> _Work to be completed_: Write out the line with "Read this page and output its text content." and every later line through the end of the data below, exactly as given, with no pictures in the copy.

── Data to process ──

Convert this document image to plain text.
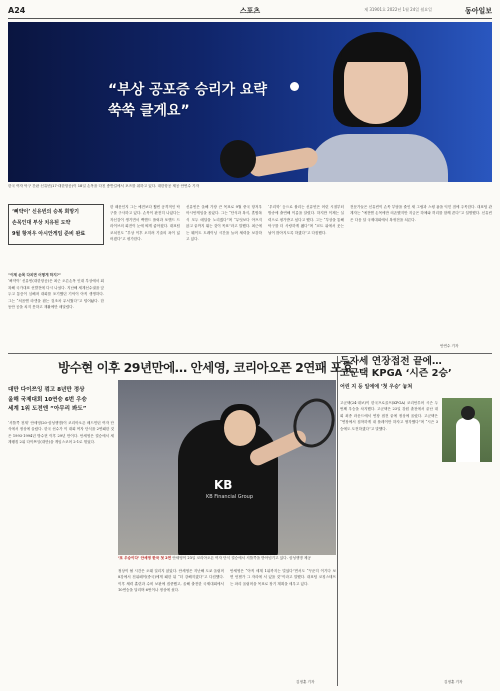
A24	스포츠	제 31901호 2022년 1월 24일 월요일	동아일보
“부상 공포증 승리가 요략 쑥쑥 클게요”
한국 여자 탁구 간판 신유빈(17·대한항공)이 18일 손목을 다친 충반길에서 포즈를 취하고 있다. 대한항공 제공 안연수 기자

‘삐약이’ 신유빈의 승복 희망기

손목인대 부상 치유된 도약

9월 항저우 아시안게임 준비 완료

“이제 손목 다치면 어떻게 하지?”
‘삐약이’ 신유빈(대한항공)은 최근 오른손목 인대 부상에서 회복해 국가대표 선발전에 다시 나섰다. 지난해 세계선수권을 앞두고 통증이 심해져 대회를 포기했던 기억이 아직 생생하다. 그는 “처음엔 라켓을 잡는 것조차 무서웠다”고 털어놨다. 한동안 공을 치지 못하고 재활에만 매달렸다.
한 때문인지 그는 예전보다 훨씬 공격적인 탁구를 구사하고 있다. 손목이 완전히 나았다는 자신감이 생기면서 백핸드 플릭과 포핸드 드라이브의 회전이 눈에 띄게 좋아졌다. 대표팀 코치진도 “부상 이후 오히려 기술의 폭이 넓어졌다”고 평가한다.
신유빈은 올해 가장 큰 목표로 9월 중국 항저우 아시안게임을 꼽았다. 그는 “단식과 복식, 혼합복식 모두 메달을 노리겠다”며 “무엇보다 아프지 않고 끝까지 뛰는 것이 목표”라고 말했다. 최근에는 웨이트 트레이닝 시간을 늘려 체력을 보강하고 있다.
‘우리학’ 등으로 불리는 신유빈은 어린 시절부터 방송에 출연해 이름을 알렸다. 하지만 이제는 실력으로 평가받고 싶다고 했다. 그는 “부상을 통해 탁구를 더 사랑하게 됐다”며 “코트 위에서 웃는 날이 많아지도록 하겠다”고 다짐했다.
전문가들은 신유빈이 손목 부담을 줄인 새 그립과 스윙 폼을 익힌 점에 주목한다. 대표팀 관계자는 “예전엔 손목에만 의존했지만 지금은 하체와 허리를 함께 쓴다”고 설명했다. 신유빈은 다음 달 국제대회에서 복귀전을 치른다.
안연수 기자
방수현 이후 29년만에… 안세영, 코리아오픈 2연패 포효
대만 다이쯔잉 꺾고 8년만 정상
올해 국제대회 10연승 6번 우승
세계 1위 도전엔 “아무리 봐도”
‘셔틀콕 천재’ 안세영(20·삼성생명)이 코리아오픈 배드민턴 여자 단식에서 정상에 올랐다. 한국 선수가 이 대회 여자 단식을 2연패한 것은 1993·1994년 방수현 이후 29년 만이다. 안세영은 결승에서 세계랭킹 2위 다이쯔잉(대만)을 게임스코어 2-1로 꺾었다.
KB
KB Financial Group
‘또 우승이다’ 안세영 한국 첫 2연 안세영이 23일 코리아오픈 여자 단식 결승에서 셔틀콕을 받아넘기고 있다. 삼성생명 제공
정상이 될 시간은 오래 걸리지 않았다. 안세영은 지난해 도쿄 올림픽 8강에서 천위페이(중국)에게 패한 뒤 “더 강해지겠다”고 다짐했다. 이후 체력 훈련과 수비 보완에 집중했고, 올해 출전한 국제대회에서 10연승을 달리며 6번이나 정상에 섰다.
안세영은 “아직 세계 1위까지는 멀었다”면서도 “꾸준히 이기다 보면 언젠가 그 자리에 서 있을 것”이라고 말했다. 대표팀 코칭스태프는 파리 올림픽을 목표로 장기 계획을 세우고 있다.
김정훈 기자
두자세 연장접전 끝에…
고군택 KPGA ‘시즌 2승’
어린 지 등 일에에 ‘첫 우승’ 놓쳐
고군택(24·대보)이 한국프로골프(KPGA) 코리안투어 시즌 두 번째 우승을 차지했다. 고군택은 23일 강원 춘천에서 끝난 대회 최종 라운드에서 연장 접전 끝에 정상에 올랐다. 고군택은 “연장에서 침착하게 내 플레이만 하자고 생각했다”며 “시즌 3승에도 도전하겠다”고 말했다.
김정훈 기자
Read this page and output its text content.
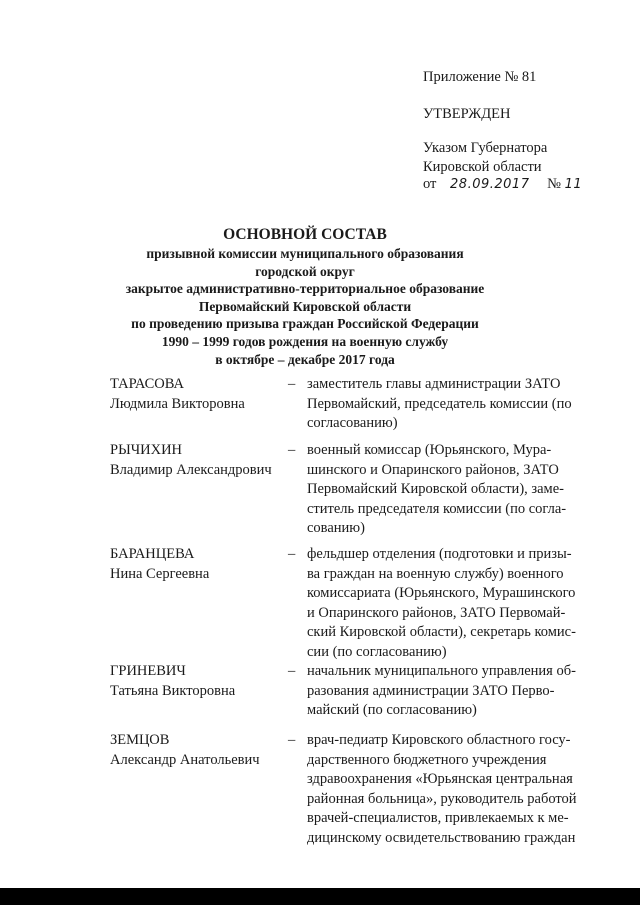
Приложение № 81
УТВЕРЖДЕН
Указом Губернатора
Кировской области
от 28.09.2017 № 11
ОСНОВНОЙ СОСТАВ
призывной комиссии муниципального образования
городской округ
закрытое административно-территориальное образование
Первомайский Кировской области
по проведению призыва граждан Российской Федерации
1990 – 1999 годов рождения на военную службу
в октябре – декабре 2017 года
ТАРАСОВА
Людмила Викторовна
– заместитель главы администрации ЗАТО
Первомайский, председатель комиссии (по
согласованию)
РЫЧИХИН
Владимир Александрович
– военный комиссар (Юрьянского, Мура-
шинского и Опаринского районов, ЗАТО
Первомайский Кировской области), заме-
ститель председателя комиссии (по согла-
сованию)
БАРАНЦЕВА
Нина Сергеевна
– фельдшер отделения (подготовки и призы-
ва граждан на военную службу) военного
комиссариата (Юрьянского, Мурашинского
и Опаринского районов, ЗАТО Первомай-
ский Кировской области), секретарь комис-
сии (по согласованию)
ГРИНЕВИЧ
Татьяна Викторовна
– начальник муниципального управления об-
разования администрации ЗАТО Перво-
майский (по согласованию)
ЗЕМЦОВ
Александр Анатольевич
– врач-педиатр Кировского областного госу-
дарственного бюджетного учреждения
здравоохранения «Юрьянская центральная
районная больница», руководитель работой
врачей-специалистов, привлекаемых к ме-
дицинскому освидетельствованию граждан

───

> _The solution_:
Read this page and output its text content.
Приложение № 81
УТВЕРЖДЕН
Указом Губернатора
Кировской области
от 28.09.2017 № 11
ОСНОВНОЙ СОСТАВ
призывной комиссии муниципального образования
городской округ
закрытое административно-территориальное образование
Первомайский Кировской области
по проведению призыва граждан Российской Федерации
1990 – 1999 годов рождения на военную службу
в октябре – декабре 2017 года
ТАРАСОВА
Людмила Викторовна
– заместитель главы администрации ЗАТО
Первомайский, председатель комиссии (по
согласованию)
РЫЧИХИН
Владимир Александрович
– военный комиссар (Юрьянского, Мура-
шинского и Опаринского районов, ЗАТО
Первомайский Кировской области), заме-
ститель председателя комиссии (по согла-
сованию)
БАРАНЦЕВА
Нина Сергеевна
– фельдшер отделения (подготовки и призы-
ва граждан на военную службу) военного
комиссариата (Юрьянского, Мурашинского
и Опаринского районов, ЗАТО Первомай-
ский Кировской области), секретарь комис-
сии (по согласованию)
ГРИНЕВИЧ
Татьяна Викторовна
– начальник муниципального управления об-
разования администрации ЗАТО Перво-
майский (по согласованию)
ЗЕМЦОВ
Александр Анатольевич
– врач-педиатр Кировского областного госу-
дарственного бюджетного учреждения
здравоохранения «Юрьянская центральная
районная больница», руководитель работой
врачей-специалистов, привлекаемых к ме-
дицинскому освидетельствованию граждан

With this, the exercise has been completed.